● Work instructions: From the entries that follow, list every line in which the string "Visible" appears.

------------

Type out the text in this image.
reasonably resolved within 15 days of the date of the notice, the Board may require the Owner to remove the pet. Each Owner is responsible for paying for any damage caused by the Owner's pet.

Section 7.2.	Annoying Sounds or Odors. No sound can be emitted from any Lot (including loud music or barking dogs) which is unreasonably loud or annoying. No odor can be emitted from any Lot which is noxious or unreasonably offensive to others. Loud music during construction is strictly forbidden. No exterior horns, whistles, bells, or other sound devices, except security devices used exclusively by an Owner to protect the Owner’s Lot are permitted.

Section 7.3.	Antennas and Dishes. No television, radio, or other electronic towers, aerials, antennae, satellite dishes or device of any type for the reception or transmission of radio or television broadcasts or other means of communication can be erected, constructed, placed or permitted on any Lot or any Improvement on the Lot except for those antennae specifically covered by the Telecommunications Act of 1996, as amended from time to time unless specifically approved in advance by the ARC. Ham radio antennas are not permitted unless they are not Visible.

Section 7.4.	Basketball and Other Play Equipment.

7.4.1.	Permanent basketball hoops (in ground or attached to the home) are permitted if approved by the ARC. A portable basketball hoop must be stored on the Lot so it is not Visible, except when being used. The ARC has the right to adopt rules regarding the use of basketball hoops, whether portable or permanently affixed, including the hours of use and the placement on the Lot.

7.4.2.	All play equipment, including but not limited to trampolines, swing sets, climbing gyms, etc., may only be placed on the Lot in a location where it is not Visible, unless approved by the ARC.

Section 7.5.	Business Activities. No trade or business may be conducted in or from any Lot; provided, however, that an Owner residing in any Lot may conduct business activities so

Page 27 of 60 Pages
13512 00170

------------

● Exercise answer:
Section 7.3.	Antennas and Dishes. No television, radio, or other electronic towers, aerials, antennae, satellite dishes or device of any type for the reception or transmission of radio or television broadcasts or other means of communication can be erected, constructed, placed or permitted on any Lot or any Improvement on the Lot except for those antennae specifically covered by the Telecommunications Act of 1996, as amended from time to time unless specifically approved in advance by the ARC. Ham radio antennas are not permitted unless they are not Visible.
7.4.1.	Permanent basketball hoops (in ground or attached to the home) are permitted if approved by the ARC. A portable basketball hoop must be stored on the Lot so it is not Visible, except when being used. The ARC has the right to adopt rules regarding the use of basketball hoops, whether portable or permanently affixed, including the hours of use and the placement on the Lot.
7.4.2.	All play equipment, including but not limited to trampolines, swing sets, climbing gyms, etc., may only be placed on the Lot in a location where it is not Visible, unless approved by the ARC.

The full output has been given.